[Start of Records provided]

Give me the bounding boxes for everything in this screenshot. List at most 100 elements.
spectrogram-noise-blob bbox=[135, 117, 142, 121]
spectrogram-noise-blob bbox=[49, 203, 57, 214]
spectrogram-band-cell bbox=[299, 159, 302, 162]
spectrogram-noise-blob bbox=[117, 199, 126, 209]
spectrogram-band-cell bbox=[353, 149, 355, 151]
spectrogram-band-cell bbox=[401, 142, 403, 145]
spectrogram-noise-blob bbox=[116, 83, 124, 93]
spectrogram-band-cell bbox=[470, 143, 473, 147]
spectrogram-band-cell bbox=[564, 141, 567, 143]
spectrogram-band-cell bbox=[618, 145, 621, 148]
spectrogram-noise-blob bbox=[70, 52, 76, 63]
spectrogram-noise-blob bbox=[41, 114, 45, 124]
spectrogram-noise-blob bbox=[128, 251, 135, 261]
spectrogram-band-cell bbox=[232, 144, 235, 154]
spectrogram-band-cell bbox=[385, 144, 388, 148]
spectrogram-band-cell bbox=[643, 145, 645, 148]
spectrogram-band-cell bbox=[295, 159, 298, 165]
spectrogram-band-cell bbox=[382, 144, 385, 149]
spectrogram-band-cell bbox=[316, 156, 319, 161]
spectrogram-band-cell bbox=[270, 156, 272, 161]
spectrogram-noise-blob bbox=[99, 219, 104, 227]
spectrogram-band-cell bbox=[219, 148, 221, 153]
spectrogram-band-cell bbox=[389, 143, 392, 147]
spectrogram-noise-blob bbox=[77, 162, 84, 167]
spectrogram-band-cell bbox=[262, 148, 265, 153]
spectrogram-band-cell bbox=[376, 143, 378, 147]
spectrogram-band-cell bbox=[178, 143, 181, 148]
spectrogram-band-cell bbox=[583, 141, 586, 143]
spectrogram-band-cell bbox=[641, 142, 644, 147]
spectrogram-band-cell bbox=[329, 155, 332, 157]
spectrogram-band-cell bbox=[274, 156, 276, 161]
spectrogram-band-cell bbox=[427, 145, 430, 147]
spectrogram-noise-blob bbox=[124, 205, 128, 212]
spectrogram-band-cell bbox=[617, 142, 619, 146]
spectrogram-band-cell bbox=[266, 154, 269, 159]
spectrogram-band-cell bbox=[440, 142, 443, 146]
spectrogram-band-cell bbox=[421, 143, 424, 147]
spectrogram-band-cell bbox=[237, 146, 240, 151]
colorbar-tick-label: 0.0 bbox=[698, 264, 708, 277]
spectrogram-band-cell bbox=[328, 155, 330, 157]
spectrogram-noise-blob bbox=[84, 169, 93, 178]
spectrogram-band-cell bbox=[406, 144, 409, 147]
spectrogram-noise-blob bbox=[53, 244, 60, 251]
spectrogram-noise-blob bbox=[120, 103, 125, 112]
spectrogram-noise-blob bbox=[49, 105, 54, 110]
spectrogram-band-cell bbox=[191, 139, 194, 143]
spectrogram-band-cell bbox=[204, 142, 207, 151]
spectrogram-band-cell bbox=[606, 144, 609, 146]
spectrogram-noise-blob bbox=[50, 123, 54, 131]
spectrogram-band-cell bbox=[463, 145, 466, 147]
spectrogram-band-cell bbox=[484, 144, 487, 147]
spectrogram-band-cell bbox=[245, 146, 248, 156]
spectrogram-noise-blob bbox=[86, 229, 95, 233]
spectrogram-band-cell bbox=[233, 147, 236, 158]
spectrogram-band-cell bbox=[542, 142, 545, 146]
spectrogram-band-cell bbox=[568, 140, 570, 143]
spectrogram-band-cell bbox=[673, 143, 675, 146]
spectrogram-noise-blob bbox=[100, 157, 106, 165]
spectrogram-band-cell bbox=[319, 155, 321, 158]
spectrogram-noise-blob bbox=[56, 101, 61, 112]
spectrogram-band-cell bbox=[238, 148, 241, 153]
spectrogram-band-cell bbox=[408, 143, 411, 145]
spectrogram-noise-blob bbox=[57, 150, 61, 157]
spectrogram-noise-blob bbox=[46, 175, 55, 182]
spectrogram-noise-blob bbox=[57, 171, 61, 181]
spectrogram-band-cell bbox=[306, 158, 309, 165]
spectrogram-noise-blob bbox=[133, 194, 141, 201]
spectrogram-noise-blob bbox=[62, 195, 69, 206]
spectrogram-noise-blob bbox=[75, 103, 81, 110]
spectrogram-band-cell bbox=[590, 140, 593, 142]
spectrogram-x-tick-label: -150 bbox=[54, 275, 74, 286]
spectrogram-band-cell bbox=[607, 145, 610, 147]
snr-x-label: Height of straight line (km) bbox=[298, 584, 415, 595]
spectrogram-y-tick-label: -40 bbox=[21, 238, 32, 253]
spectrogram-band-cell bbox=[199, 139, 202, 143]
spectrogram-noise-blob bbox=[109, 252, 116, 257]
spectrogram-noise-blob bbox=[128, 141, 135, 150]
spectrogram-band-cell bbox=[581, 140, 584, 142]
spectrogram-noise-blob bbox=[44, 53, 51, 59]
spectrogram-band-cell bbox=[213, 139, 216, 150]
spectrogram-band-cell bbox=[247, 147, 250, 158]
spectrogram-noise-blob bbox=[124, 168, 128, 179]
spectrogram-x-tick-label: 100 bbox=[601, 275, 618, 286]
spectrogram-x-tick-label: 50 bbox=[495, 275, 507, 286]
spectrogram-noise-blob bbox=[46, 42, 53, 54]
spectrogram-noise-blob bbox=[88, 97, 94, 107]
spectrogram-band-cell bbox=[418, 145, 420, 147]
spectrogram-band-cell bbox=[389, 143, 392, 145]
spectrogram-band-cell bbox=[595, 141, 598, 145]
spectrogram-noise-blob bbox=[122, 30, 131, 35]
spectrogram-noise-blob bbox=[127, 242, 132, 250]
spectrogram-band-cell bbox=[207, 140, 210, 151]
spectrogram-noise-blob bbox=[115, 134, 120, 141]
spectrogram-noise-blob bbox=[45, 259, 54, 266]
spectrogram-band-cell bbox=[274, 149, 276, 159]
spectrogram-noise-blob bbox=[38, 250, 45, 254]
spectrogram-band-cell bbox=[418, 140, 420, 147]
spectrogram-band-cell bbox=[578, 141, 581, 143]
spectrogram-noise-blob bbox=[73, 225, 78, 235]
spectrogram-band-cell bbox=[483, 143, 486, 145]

[End of Records provided]

Task to complete: Can you rename "spectrogram-noise-blob" to "spectrogram-noise-patch" in the material from its first line through the line holding "spectrogram-band-cell bbox=[204, 142, 207, 151]", inclusive, and return only those lines with nothing else altered?

Answer to this task:
Give me the bounding boxes for everything in this screenshot. List at most 100 elements.
spectrogram-noise-patch bbox=[135, 117, 142, 121]
spectrogram-noise-patch bbox=[49, 203, 57, 214]
spectrogram-band-cell bbox=[299, 159, 302, 162]
spectrogram-noise-patch bbox=[117, 199, 126, 209]
spectrogram-band-cell bbox=[353, 149, 355, 151]
spectrogram-band-cell bbox=[401, 142, 403, 145]
spectrogram-noise-patch bbox=[116, 83, 124, 93]
spectrogram-band-cell bbox=[470, 143, 473, 147]
spectrogram-band-cell bbox=[564, 141, 567, 143]
spectrogram-band-cell bbox=[618, 145, 621, 148]
spectrogram-noise-patch bbox=[70, 52, 76, 63]
spectrogram-noise-patch bbox=[41, 114, 45, 124]
spectrogram-noise-patch bbox=[128, 251, 135, 261]
spectrogram-band-cell bbox=[232, 144, 235, 154]
spectrogram-band-cell bbox=[385, 144, 388, 148]
spectrogram-band-cell bbox=[643, 145, 645, 148]
spectrogram-band-cell bbox=[295, 159, 298, 165]
spectrogram-band-cell bbox=[382, 144, 385, 149]
spectrogram-band-cell bbox=[316, 156, 319, 161]
spectrogram-band-cell bbox=[270, 156, 272, 161]
spectrogram-noise-patch bbox=[99, 219, 104, 227]
spectrogram-band-cell bbox=[219, 148, 221, 153]
spectrogram-band-cell bbox=[389, 143, 392, 147]
spectrogram-noise-patch bbox=[77, 162, 84, 167]
spectrogram-band-cell bbox=[262, 148, 265, 153]
spectrogram-band-cell bbox=[376, 143, 378, 147]
spectrogram-band-cell bbox=[178, 143, 181, 148]
spectrogram-band-cell bbox=[583, 141, 586, 143]
spectrogram-band-cell bbox=[641, 142, 644, 147]
spectrogram-band-cell bbox=[329, 155, 332, 157]
spectrogram-band-cell bbox=[274, 156, 276, 161]
spectrogram-band-cell bbox=[427, 145, 430, 147]
spectrogram-noise-patch bbox=[124, 205, 128, 212]
spectrogram-band-cell bbox=[617, 142, 619, 146]
spectrogram-band-cell bbox=[266, 154, 269, 159]
spectrogram-band-cell bbox=[440, 142, 443, 146]
spectrogram-band-cell bbox=[421, 143, 424, 147]
spectrogram-band-cell bbox=[237, 146, 240, 151]
colorbar-tick-label: 0.0 bbox=[698, 264, 708, 277]
spectrogram-band-cell bbox=[328, 155, 330, 157]
spectrogram-noise-patch bbox=[84, 169, 93, 178]
spectrogram-band-cell bbox=[406, 144, 409, 147]
spectrogram-noise-patch bbox=[53, 244, 60, 251]
spectrogram-noise-patch bbox=[120, 103, 125, 112]
spectrogram-noise-patch bbox=[49, 105, 54, 110]
spectrogram-band-cell bbox=[191, 139, 194, 143]
spectrogram-band-cell bbox=[204, 142, 207, 151]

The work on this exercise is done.